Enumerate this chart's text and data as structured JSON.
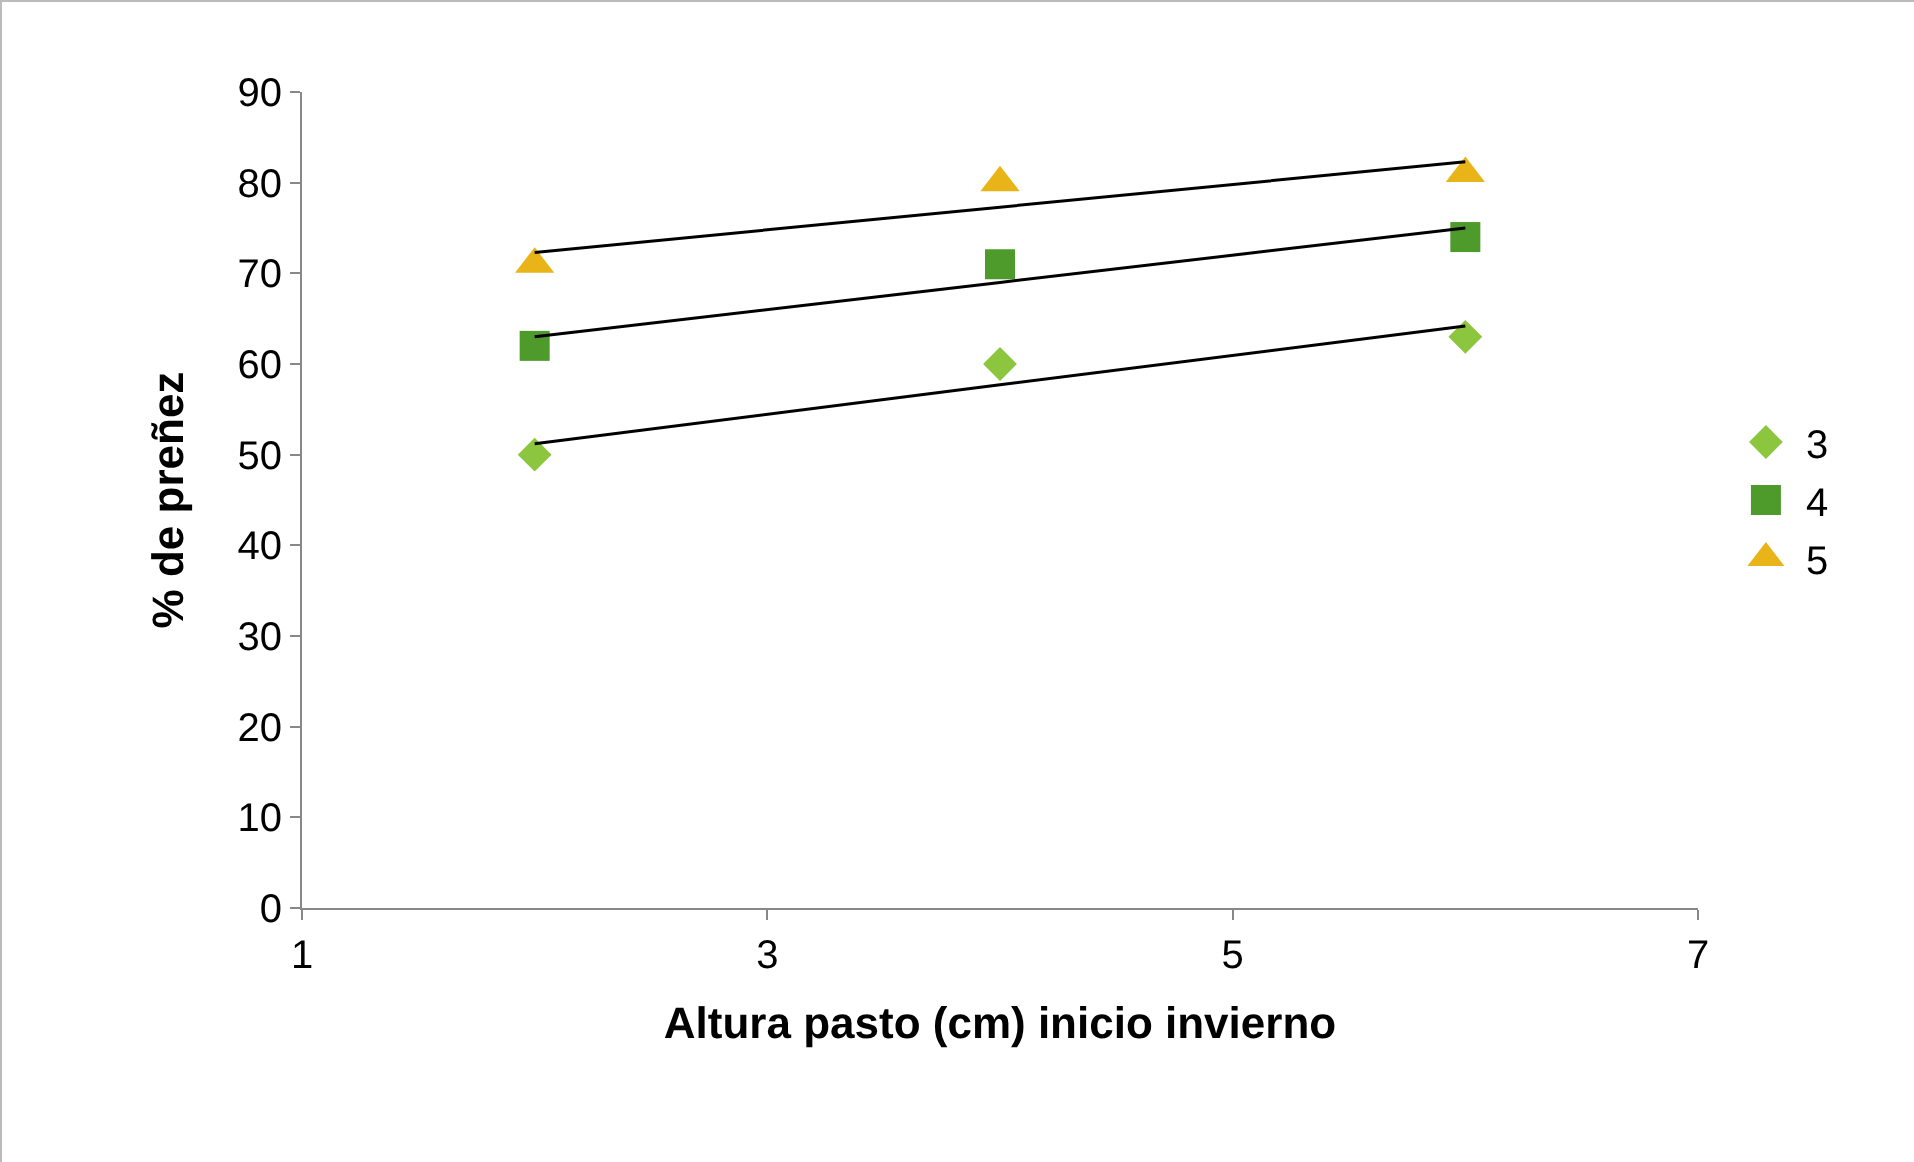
{
  "chart_data": {
    "type": "scatter",
    "xlabel": "Altura pasto (cm) inicio invierno",
    "ylabel": "% de preñez",
    "x": [
      2,
      4,
      6
    ],
    "series": [
      {
        "name": "3",
        "color": "#8cc63e",
        "marker": "diamond",
        "values": [
          50,
          60,
          63
        ]
      },
      {
        "name": "4",
        "color": "#4e9a2a",
        "marker": "square",
        "values": [
          62,
          71,
          74
        ]
      },
      {
        "name": "5",
        "color": "#e8b418",
        "marker": "triangle",
        "values": [
          71,
          80,
          81
        ]
      },
      {
        "type": "line",
        "color": "#000000",
        "marker": "none",
        "values": [
          51.2,
          57.7,
          64.2
        ]
      },
      {
        "type": "line",
        "color": "#000000",
        "marker": "none",
        "values": [
          63,
          69,
          75
        ]
      },
      {
        "type": "line",
        "color": "#000000",
        "marker": "none",
        "values": [
          72.3,
          77.3,
          82.3
        ]
      }
    ],
    "xlim": [
      1,
      7
    ],
    "xticks": [
      1,
      3,
      5,
      7
    ],
    "ylim": [
      0,
      90
    ],
    "yticks": [
      0,
      10,
      20,
      30,
      40,
      50,
      60,
      70,
      80,
      90
    ],
    "grid": false,
    "legend": "right",
    "line_style": "solid"
  }
}
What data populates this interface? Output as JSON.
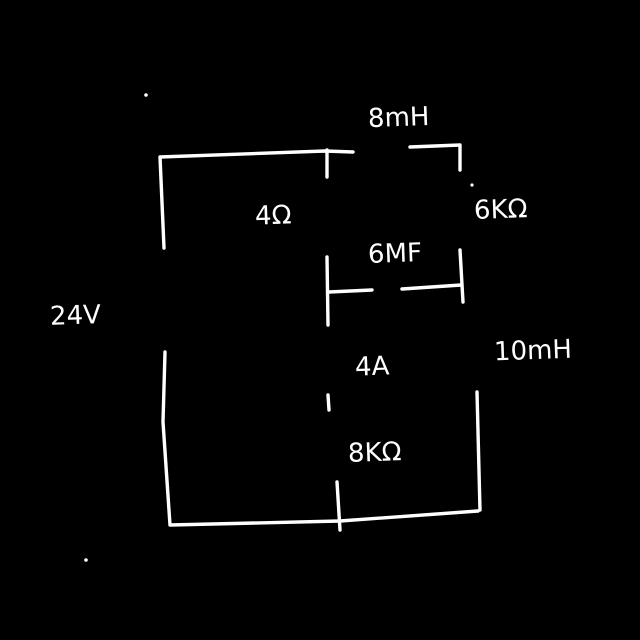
{
  "diagram": {
    "type": "handwritten-circuit",
    "background": "#000000",
    "ink": "#ffffff",
    "labels": {
      "source_voltage": "24V",
      "top_inductor": "8mH",
      "left_resistor": "4Ω",
      "right_resistor": "6KΩ",
      "capacitor": "6MF",
      "current_source": "4A",
      "right_inductor": "10mH",
      "bottom_resistor": "8KΩ"
    }
  }
}
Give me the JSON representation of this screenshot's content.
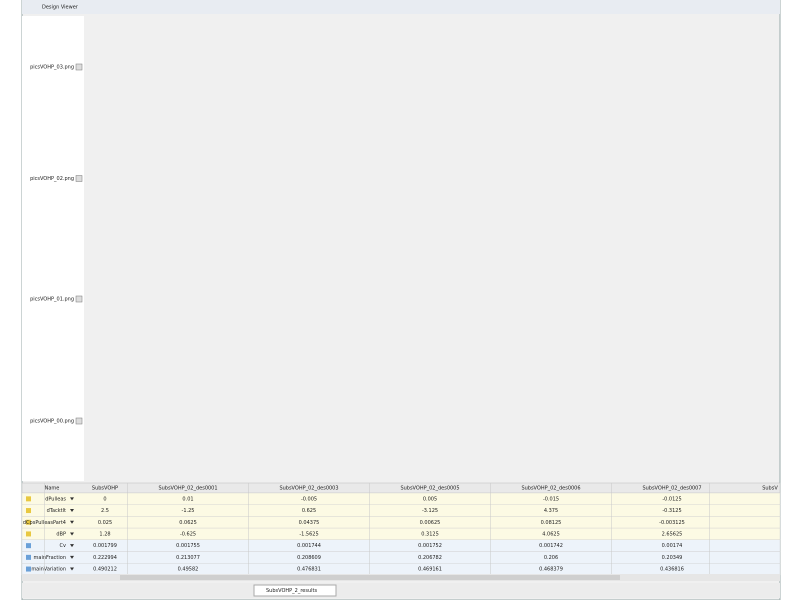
{
  "window": {
    "title": "Design Viewer"
  },
  "image_rows": [
    {
      "label": "picsVOHP_03.png"
    },
    {
      "label": "picsVOHP_02.png"
    },
    {
      "label": "picsVOHP_01.png"
    },
    {
      "label": "picsVOHP_00.png"
    }
  ],
  "table": {
    "header": [
      "Name",
      "SubsVOHP",
      "SubsVOHP_02_des0001",
      "SubsVOHP_02_des0003",
      "SubsVOHP_02_des0005",
      "SubsVOHP_02_des0006",
      "SubsVOHP_02_des0007",
      "SubsV"
    ],
    "rows": [
      [
        "dPulleas",
        "0",
        "0.01",
        "-0.005",
        "0.005",
        "-0.015",
        "-0.0125"
      ],
      [
        "dTacktlt",
        "2.5",
        "-1.25",
        "0.625",
        "-3.125",
        "4.375",
        "-0.3125"
      ],
      [
        "dCpsPulleasPart4",
        "0.025",
        "0.0625",
        "0.04375",
        "0.00625",
        "0.08125",
        "-0.003125"
      ],
      [
        "dBP",
        "1.28",
        "-0.625",
        "-1.5625",
        "0.3125",
        "4.0625",
        "2.65625"
      ],
      [
        "Cv",
        "0.001799",
        "0.001755",
        "0.001744",
        "0.001752",
        "0.001742",
        "0.00174"
      ],
      [
        "mainFraction",
        "0.222994",
        "0.213077",
        "0.208609",
        "0.206782",
        "0.206",
        "0.20349"
      ],
      [
        "mainVariation",
        "0.490212",
        "0.49582",
        "0.476831",
        "0.469161",
        "0.468379",
        "0.436816"
      ]
    ]
  },
  "taskbar": {
    "tab": "SubsVOHP_2_results"
  }
}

+++

Transcribe the material exactly, leaving every picture out.

#### [Answer]
Enumerate this chart's text and data as structured JSON.
{
  "chart_data": {
    "type": "scatter",
    "xlabel": "Altura pasto (cm) inicio invierno",
    "ylabel": "% de preñez",
    "x": [
      2,
      4,
      6
    ],
    "series": [
      {
        "name": "3",
        "color": "#8cc63e",
        "marker": "diamond",
        "values": [
          50,
          60,
          63
        ]
      },
      {
        "name": "4",
        "color": "#4e9a2a",
        "marker": "square",
        "values": [
          62,
          71,
          74
        ]
      },
      {
        "name": "5",
        "color": "#e8b418",
        "marker": "triangle",
        "values": [
          71,
          80,
          81
        ]
      },
      {
        "type": "line",
        "color": "#000000",
        "marker": "none",
        "values": [
          51.2,
          57.7,
          64.2
        ]
      },
      {
        "type": "line",
        "color": "#000000",
        "marker": "none",
        "values": [
          63,
          69,
          75
        ]
      },
      {
        "type": "line",
        "color": "#000000",
        "marker": "none",
        "values": [
          72.3,
          77.3,
          82.3
        ]
      }
    ],
    "xlim": [
      1,
      7
    ],
    "xticks": [
      1,
      3,
      5,
      7
    ],
    "ylim": [
      0,
      90
    ],
    "yticks": [
      0,
      10,
      20,
      30,
      40,
      50,
      60,
      70,
      80,
      90
    ],
    "grid": false,
    "legend": "right",
    "line_style": "solid"
  }
}
What data populates this interface? Output as JSON.
{
  "diagram": {
    "type": "handwritten-circuit",
    "background": "#000000",
    "ink": "#ffffff",
    "labels": {
      "source_voltage": "24V",
      "top_inductor": "8mH",
      "left_resistor": "4Ω",
      "right_resistor": "6KΩ",
      "capacitor": "6MF",
      "current_source": "4A",
      "right_inductor": "10mH",
      "bottom_resistor": "8KΩ"
    }
  }
}
Give me the JSON representation of this screenshot's content.
{
  "window": {
    "title": "Design Viewer"
  },
  "image_rows": [
    {
      "label": "picsVOHP_03.png"
    },
    {
      "label": "picsVOHP_02.png"
    },
    {
      "label": "picsVOHP_01.png"
    },
    {
      "label": "picsVOHP_00.png"
    }
  ],
  "table": {
    "header": [
      "Name",
      "SubsVOHP",
      "SubsVOHP_02_des0001",
      "SubsVOHP_02_des0003",
      "SubsVOHP_02_des0005",
      "SubsVOHP_02_des0006",
      "SubsVOHP_02_des0007",
      "SubsV"
    ],
    "rows": [
      [
        "dPulleas",
        "0",
        "0.01",
        "-0.005",
        "0.005",
        "-0.015",
        "-0.0125"
      ],
      [
        "dTacktlt",
        "2.5",
        "-1.25",
        "0.625",
        "-3.125",
        "4.375",
        "-0.3125"
      ],
      [
        "dCpsPulleasPart4",
        "0.025",
        "0.0625",
        "0.04375",
        "0.00625",
        "0.08125",
        "-0.003125"
      ],
      [
        "dBP",
        "1.28",
        "-0.625",
        "-1.5625",
        "0.3125",
        "4.0625",
        "2.65625"
      ],
      [
        "Cv",
        "0.001799",
        "0.001755",
        "0.001744",
        "0.001752",
        "0.001742",
        "0.00174"
      ],
      [
        "mainFraction",
        "0.222994",
        "0.213077",
        "0.208609",
        "0.206782",
        "0.206",
        "0.20349"
      ],
      [
        "mainVariation",
        "0.490212",
        "0.49582",
        "0.476831",
        "0.469161",
        "0.468379",
        "0.436816"
      ]
    ]
  },
  "taskbar": {
    "tab": "SubsVOHP_2_results"
  }
}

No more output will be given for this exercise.